→ Document extract
- - - -
Prednisolone impairs trabecular bone score changes in adolescents with 21-hydroxylase deficiency.

BACKGROUND

Individuals with 21-hydroxylase deficiency (21OHD) require lifelong glucocorticoid (GC) therapy, which increases their risk of fragility fractures. However, fractures in GC-treated individuals can occur at normal bone mineral density (BMD) levels, suggesting an alteration in the bone microarchitecture.

PURPOSE

To evaluate trabecular bone microarchitecture and its changes in adolescents with 21OHD.

METHODS

We enrolled 38 adolescents with 21OHD for whom complete clinical data and baseline and follow-up lumbar spine BMD (LSBMD) measurements were available. The mean duration was 1.5±0.6 years. Trabecular bone score (TBS), an indirect measurement of bone microarchitecture, was analyzed using iNsight software version 3.0. Impaired BMD and TBS were defined as z scores ≤ -1.5.
- - - -
Data entries
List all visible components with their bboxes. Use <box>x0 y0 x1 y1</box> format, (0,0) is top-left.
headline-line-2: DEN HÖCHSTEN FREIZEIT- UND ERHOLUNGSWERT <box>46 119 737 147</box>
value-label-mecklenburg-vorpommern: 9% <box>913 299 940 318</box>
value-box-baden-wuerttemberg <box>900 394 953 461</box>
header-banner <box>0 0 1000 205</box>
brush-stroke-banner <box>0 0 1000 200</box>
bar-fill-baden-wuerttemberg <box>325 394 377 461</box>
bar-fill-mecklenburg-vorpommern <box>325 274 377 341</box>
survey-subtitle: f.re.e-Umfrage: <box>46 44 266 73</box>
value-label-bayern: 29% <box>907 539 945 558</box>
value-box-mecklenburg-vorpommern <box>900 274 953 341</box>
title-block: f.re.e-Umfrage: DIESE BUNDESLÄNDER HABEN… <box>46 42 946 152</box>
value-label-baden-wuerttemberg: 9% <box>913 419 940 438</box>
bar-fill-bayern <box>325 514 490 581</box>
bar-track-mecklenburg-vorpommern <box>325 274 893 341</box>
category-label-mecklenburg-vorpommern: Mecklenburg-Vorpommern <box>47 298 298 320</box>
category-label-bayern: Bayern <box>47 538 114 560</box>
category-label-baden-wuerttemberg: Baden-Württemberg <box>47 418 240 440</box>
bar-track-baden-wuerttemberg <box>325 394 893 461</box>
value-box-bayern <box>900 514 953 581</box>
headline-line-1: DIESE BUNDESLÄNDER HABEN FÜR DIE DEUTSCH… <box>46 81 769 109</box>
- - - -
→ Exercise tasks
1. Answer these from the abstract on bone in adolescents with 21-hydroxylase deficiency:
(a) What kind of therapy do individuals with 21OHD need for life?
(b) How many adolescents were enrolled?
(c) Which software analyzed trabecular bone score?
2. Write a continuation of the abstract on bone in adolescents with 21-hydroxylase deficiency, starting after its last sentence.
The data entries have no connection to the abstract on 21-hydroxylase deficiency.

→ Outputs by task
1.
(a) Glucocorticoid (GC) therapy.
(b) 38.
(c) iNsight software version 3.0.

2.
RESULTS

At baseline, participants (55% female; 68% salt- wasting type; mean age, 15.2±3.8 years; bone age, 17.5± 2.8 years; mean GC dose, 18.5±6.5 mg/m2/day) had the prevalence of impaired BMD and TBS of 5% and 18%, respectively. During follow-up, adolescents with 21OHD receiving prednisolone showed a lower annual percentage change in TBS than those who received hydrocortisone (P=0.028). A stepwise regression analysis showed that body mass index percentile (P<0.001) and testosterone concentration (P=0.002) were independent positive predictors of the baseline TBS z score, whereas prednisolone use was the only negative predictor of the annual percentage change in TBS (P=0.002).

CONCLUSION

Adolescents with 21OHD have a high prevalence of impaired bone microarchitecture. Furthermore, prednisolone therapy is associated with impaired bone microarchitecture development, suggesting that hydrocortisone may better preserve bone microarchitecture and should be considered the first-line treatment for this population.